[Start Records shown]

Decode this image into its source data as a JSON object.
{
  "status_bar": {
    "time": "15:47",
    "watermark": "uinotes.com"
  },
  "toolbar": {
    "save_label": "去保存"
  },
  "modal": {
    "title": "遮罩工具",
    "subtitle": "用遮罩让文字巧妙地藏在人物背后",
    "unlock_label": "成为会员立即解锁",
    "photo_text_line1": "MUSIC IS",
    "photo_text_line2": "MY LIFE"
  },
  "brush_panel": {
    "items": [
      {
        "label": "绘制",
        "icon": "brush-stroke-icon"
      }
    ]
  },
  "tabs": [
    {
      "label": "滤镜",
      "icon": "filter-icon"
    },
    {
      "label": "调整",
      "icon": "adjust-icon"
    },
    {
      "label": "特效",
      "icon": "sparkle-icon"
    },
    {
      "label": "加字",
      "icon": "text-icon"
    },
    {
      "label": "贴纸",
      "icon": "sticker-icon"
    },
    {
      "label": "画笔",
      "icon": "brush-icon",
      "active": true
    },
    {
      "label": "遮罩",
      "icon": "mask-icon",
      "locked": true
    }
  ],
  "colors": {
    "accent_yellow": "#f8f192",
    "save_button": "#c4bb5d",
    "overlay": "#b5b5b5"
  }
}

[End Records shown]

(Stated problem): Set down every line of the listing above again, exactly as given.

(Correct response):
Decode this image into its source data as a JSON object.
{
  "status_bar": {
    "time": "15:47",
    "watermark": "uinotes.com"
  },
  "toolbar": {
    "save_label": "去保存"
  },
  "modal": {
    "title": "遮罩工具",
    "subtitle": "用遮罩让文字巧妙地藏在人物背后",
    "unlock_label": "成为会员立即解锁",
    "photo_text_line1": "MUSIC IS",
    "photo_text_line2": "MY LIFE"
  },
  "brush_panel": {
    "items": [
      {
        "label": "绘制",
        "icon": "brush-stroke-icon"
      }
    ]
  },
  "tabs": [
    {
      "label": "滤镜",
      "icon": "filter-icon"
    },
    {
      "label": "调整",
      "icon": "adjust-icon"
    },
    {
      "label": "特效",
      "icon": "sparkle-icon"
    },
    {
      "label": "加字",
      "icon": "text-icon"
    },
    {
      "label": "贴纸",
      "icon": "sticker-icon"
    },
    {
      "label": "画笔",
      "icon": "brush-icon",
      "active": true
    },
    {
      "label": "遮罩",
      "icon": "mask-icon",
      "locked": true
    }
  ],
  "colors": {
    "accent_yellow": "#f8f192",
    "save_button": "#c4bb5d",
    "overlay": "#b5b5b5"
  }
}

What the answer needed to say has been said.